** start **
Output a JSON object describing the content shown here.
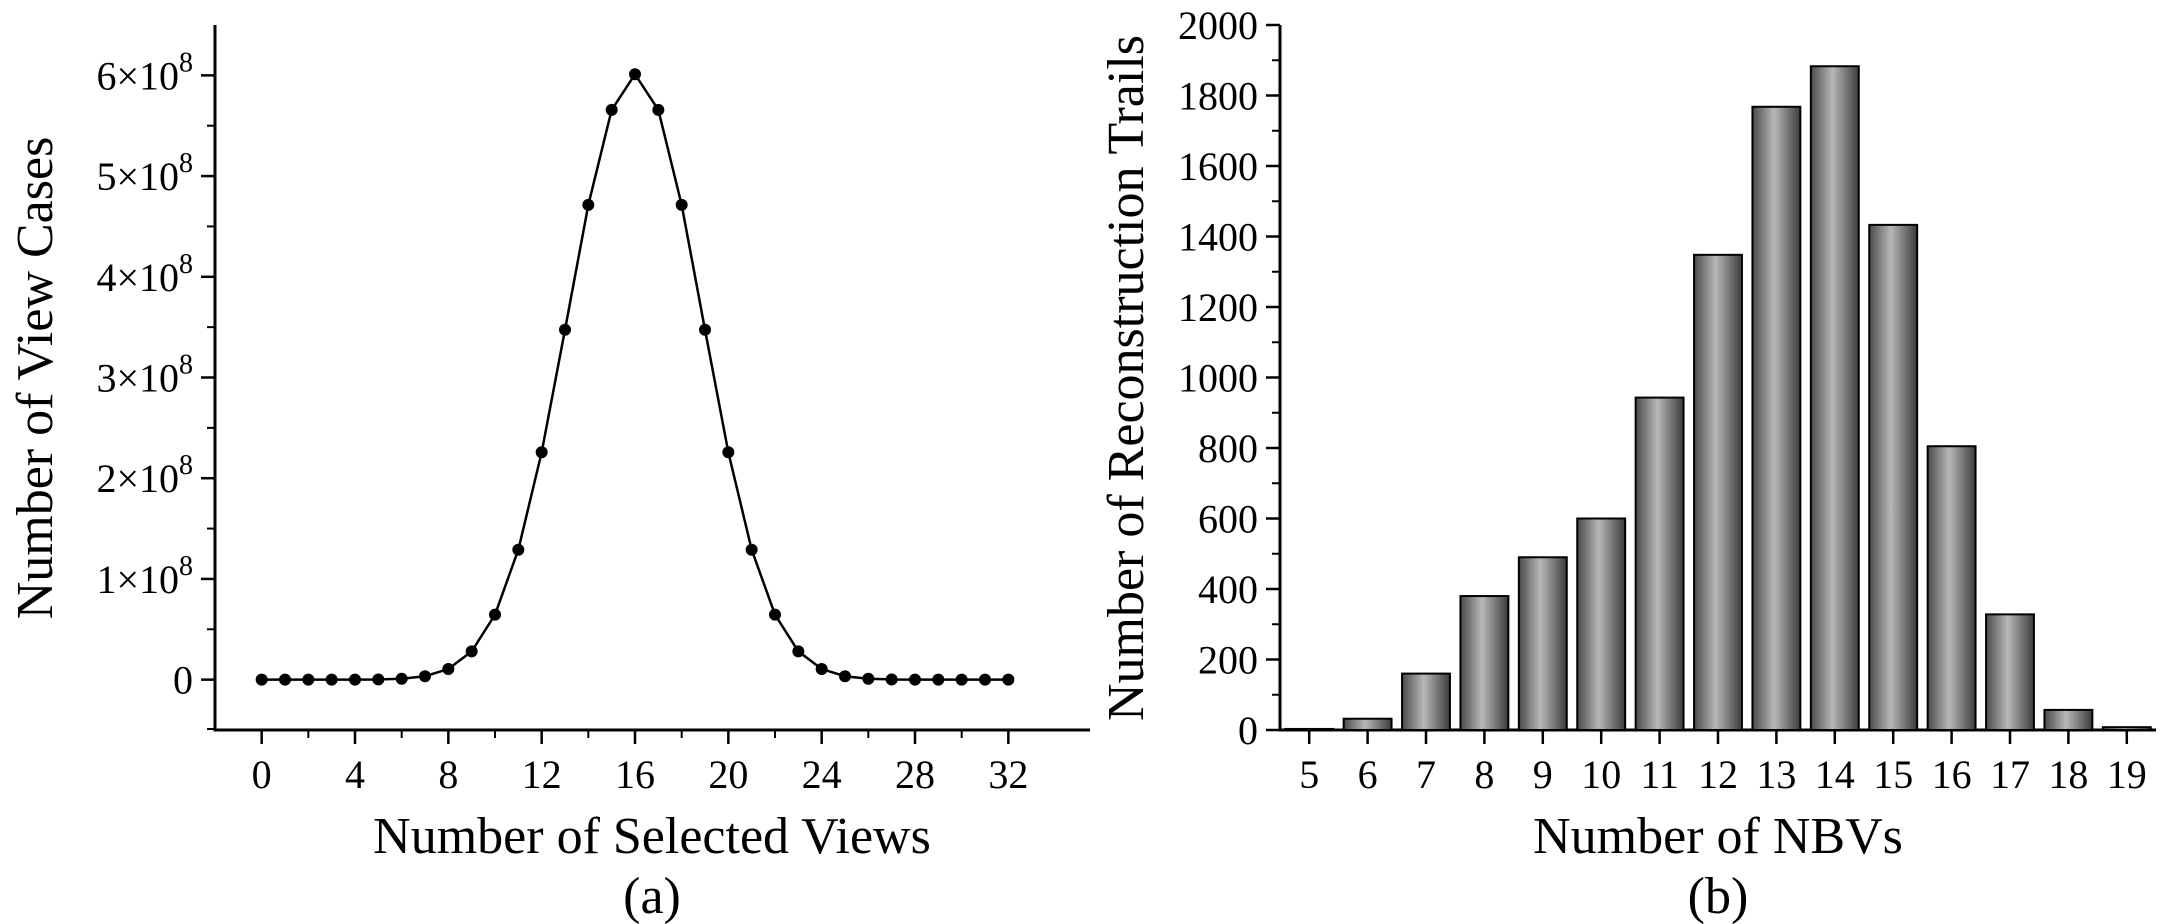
{
  "chart_data": [
    {
      "type": "line",
      "panel_label": "(a)",
      "xlabel": "Number of Selected Views",
      "ylabel": "Number of View Cases",
      "xlim": [
        -2,
        35.5
      ],
      "ylim": [
        -50000000,
        650000000
      ],
      "xticks": [
        0,
        4,
        8,
        12,
        16,
        20,
        24,
        28,
        32
      ],
      "yticks": [
        {
          "value": 0,
          "mant": "0",
          "exp": ""
        },
        {
          "value": 100000000,
          "mant": "1×10",
          "exp": "8"
        },
        {
          "value": 200000000,
          "mant": "2×10",
          "exp": "8"
        },
        {
          "value": 300000000,
          "mant": "3×10",
          "exp": "8"
        },
        {
          "value": 400000000,
          "mant": "4×10",
          "exp": "8"
        },
        {
          "value": 500000000,
          "mant": "5×10",
          "exp": "8"
        },
        {
          "value": 600000000,
          "mant": "6×10",
          "exp": "8"
        }
      ],
      "grid": false,
      "markers": true,
      "color": "#000000",
      "x": [
        0,
        1,
        2,
        3,
        4,
        5,
        6,
        7,
        8,
        9,
        10,
        11,
        12,
        13,
        14,
        15,
        16,
        17,
        18,
        19,
        20,
        21,
        22,
        23,
        24,
        25,
        26,
        27,
        28,
        29,
        30,
        31,
        32
      ],
      "y": [
        1,
        32,
        496,
        4960,
        35960,
        201376,
        906192,
        3365856,
        10518300,
        28048800,
        64512240,
        129024480,
        225792840,
        347373600,
        471435600,
        565722720,
        601080390,
        565722720,
        471435600,
        347373600,
        225792840,
        129024480,
        64512240,
        28048800,
        10518300,
        3365856,
        906192,
        201376,
        35960,
        4960,
        496,
        32,
        1
      ]
    },
    {
      "type": "bar",
      "panel_label": "(b)",
      "xlabel": "Number of NBVs",
      "ylabel": "Number of Reconstruction Trails",
      "ylim": [
        0,
        2000
      ],
      "yticks": [
        0,
        200,
        400,
        600,
        800,
        1000,
        1200,
        1400,
        1600,
        1800,
        2000
      ],
      "grid": false,
      "bar_color": "#6e6e6e",
      "categories": [
        "5",
        "6",
        "7",
        "8",
        "9",
        "10",
        "11",
        "12",
        "13",
        "14",
        "15",
        "16",
        "17",
        "18",
        "19"
      ],
      "values": [
        3,
        32,
        160,
        380,
        490,
        600,
        943,
        1348,
        1768,
        1883,
        1433,
        805,
        328,
        57,
        8
      ]
    }
  ]
}
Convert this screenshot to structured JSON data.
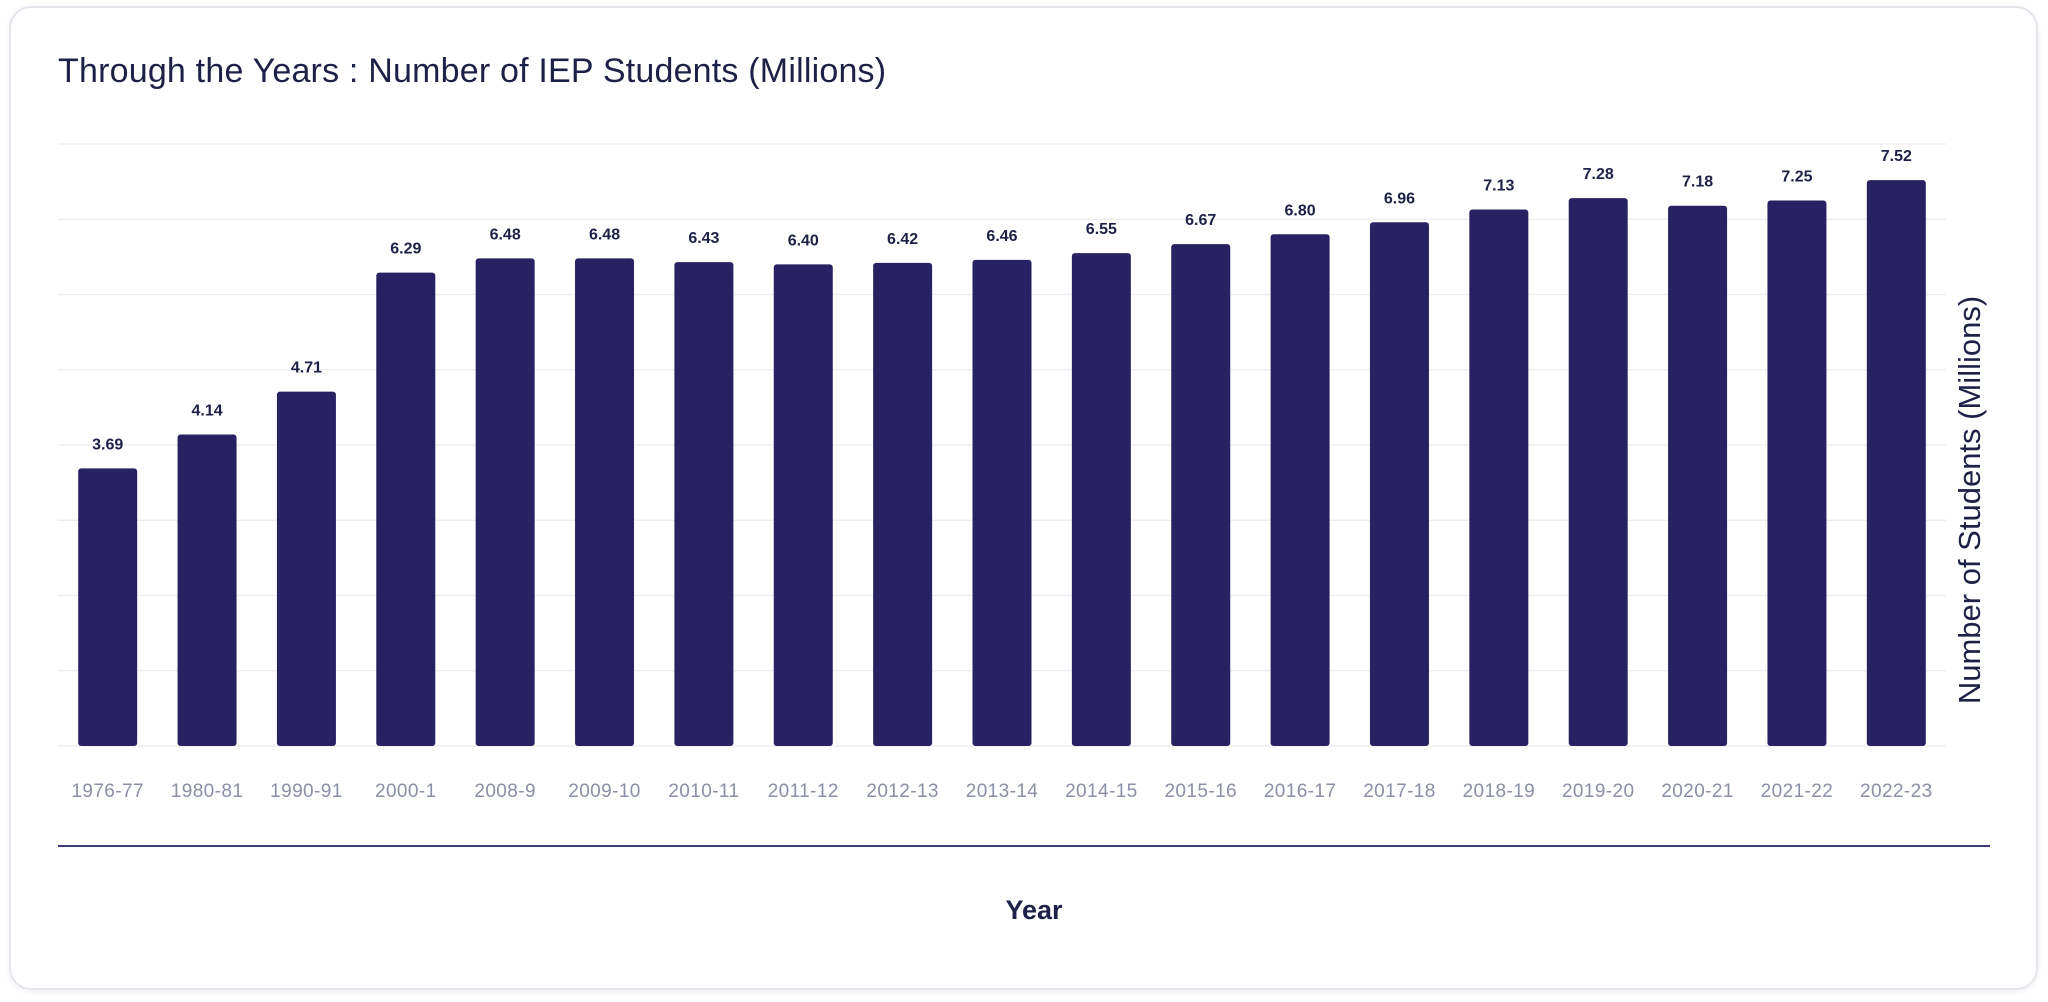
{
  "chart_data": {
    "type": "bar",
    "title": "Through the Years : Number of IEP Students (Millions)",
    "xlabel": "Year",
    "ylabel": "Number of Students (Millions)",
    "categories": [
      "1976-77",
      "1980-81",
      "1990-91",
      "2000-1",
      "2008-9",
      "2009-10",
      "2010-11",
      "2011-12",
      "2012-13",
      "2013-14",
      "2014-15",
      "2015-16",
      "2016-17",
      "2017-18",
      "2018-19",
      "2019-20",
      "2020-21",
      "2021-22",
      "2022-23"
    ],
    "values": [
      3.69,
      4.14,
      4.71,
      6.29,
      6.48,
      6.48,
      6.43,
      6.4,
      6.42,
      6.46,
      6.55,
      6.67,
      6.8,
      6.96,
      7.13,
      7.28,
      7.18,
      7.25,
      7.52
    ],
    "value_labels": [
      "3.69",
      "4.14",
      "4.71",
      "6.29",
      "6.48",
      "6.48",
      "6.43",
      "6.40",
      "6.42",
      "6.46",
      "6.55",
      "6.67",
      "6.80",
      "6.96",
      "7.13",
      "7.28",
      "7.18",
      "7.25",
      "7.52"
    ],
    "ylim": [
      0,
      8
    ],
    "grid": true,
    "y_axis_position": "right",
    "colors": {
      "bar": "#282262",
      "text": "#1d2147",
      "tick": "#8a8fa3",
      "grid": "#ececf1",
      "axis_line": "#3d3a7a"
    }
  }
}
** end **
_What the task requires_:
Quote the data above in full, leaving out the pictures it holds.

_Full solution_:
Output a JSON object describing the content shown here.
{
  "chart_data": [
    {
      "type": "line",
      "panel_label": "(a)",
      "xlabel": "Number of Selected Views",
      "ylabel": "Number of View Cases",
      "xlim": [
        -2,
        35.5
      ],
      "ylim": [
        -50000000,
        650000000
      ],
      "xticks": [
        0,
        4,
        8,
        12,
        16,
        20,
        24,
        28,
        32
      ],
      "yticks": [
        {
          "value": 0,
          "mant": "0",
          "exp": ""
        },
        {
          "value": 100000000,
          "mant": "1×10",
          "exp": "8"
        },
        {
          "value": 200000000,
          "mant": "2×10",
          "exp": "8"
        },
        {
          "value": 300000000,
          "mant": "3×10",
          "exp": "8"
        },
        {
          "value": 400000000,
          "mant": "4×10",
          "exp": "8"
        },
        {
          "value": 500000000,
          "mant": "5×10",
          "exp": "8"
        },
        {
          "value": 600000000,
          "mant": "6×10",
          "exp": "8"
        }
      ],
      "grid": false,
      "markers": true,
      "color": "#000000",
      "x": [
        0,
        1,
        2,
        3,
        4,
        5,
        6,
        7,
        8,
        9,
        10,
        11,
        12,
        13,
        14,
        15,
        16,
        17,
        18,
        19,
        20,
        21,
        22,
        23,
        24,
        25,
        26,
        27,
        28,
        29,
        30,
        31,
        32
      ],
      "y": [
        1,
        32,
        496,
        4960,
        35960,
        201376,
        906192,
        3365856,
        10518300,
        28048800,
        64512240,
        129024480,
        225792840,
        347373600,
        471435600,
        565722720,
        601080390,
        565722720,
        471435600,
        347373600,
        225792840,
        129024480,
        64512240,
        28048800,
        10518300,
        3365856,
        906192,
        201376,
        35960,
        4960,
        496,
        32,
        1
      ]
    },
    {
      "type": "bar",
      "panel_label": "(b)",
      "xlabel": "Number of NBVs",
      "ylabel": "Number of Reconstruction Trails",
      "ylim": [
        0,
        2000
      ],
      "yticks": [
        0,
        200,
        400,
        600,
        800,
        1000,
        1200,
        1400,
        1600,
        1800,
        2000
      ],
      "grid": false,
      "bar_color": "#6e6e6e",
      "categories": [
        "5",
        "6",
        "7",
        "8",
        "9",
        "10",
        "11",
        "12",
        "13",
        "14",
        "15",
        "16",
        "17",
        "18",
        "19"
      ],
      "values": [
        3,
        32,
        160,
        380,
        490,
        600,
        943,
        1348,
        1768,
        1883,
        1433,
        805,
        328,
        57,
        8
      ]
    }
  ]
}
Convert this screenshot to structured JSON data.
{
  "chart_data": {
    "type": "bar",
    "title": "Through the Years : Number of IEP Students (Millions)",
    "xlabel": "Year",
    "ylabel": "Number of Students (Millions)",
    "categories": [
      "1976-77",
      "1980-81",
      "1990-91",
      "2000-1",
      "2008-9",
      "2009-10",
      "2010-11",
      "2011-12",
      "2012-13",
      "2013-14",
      "2014-15",
      "2015-16",
      "2016-17",
      "2017-18",
      "2018-19",
      "2019-20",
      "2020-21",
      "2021-22",
      "2022-23"
    ],
    "values": [
      3.69,
      4.14,
      4.71,
      6.29,
      6.48,
      6.48,
      6.43,
      6.4,
      6.42,
      6.46,
      6.55,
      6.67,
      6.8,
      6.96,
      7.13,
      7.28,
      7.18,
      7.25,
      7.52
    ],
    "value_labels": [
      "3.69",
      "4.14",
      "4.71",
      "6.29",
      "6.48",
      "6.48",
      "6.43",
      "6.40",
      "6.42",
      "6.46",
      "6.55",
      "6.67",
      "6.80",
      "6.96",
      "7.13",
      "7.28",
      "7.18",
      "7.25",
      "7.52"
    ],
    "ylim": [
      0,
      8
    ],
    "grid": true,
    "y_axis_position": "right",
    "colors": {
      "bar": "#282262",
      "text": "#1d2147",
      "tick": "#8a8fa3",
      "grid": "#ececf1",
      "axis_line": "#3d3a7a"
    }
  }
}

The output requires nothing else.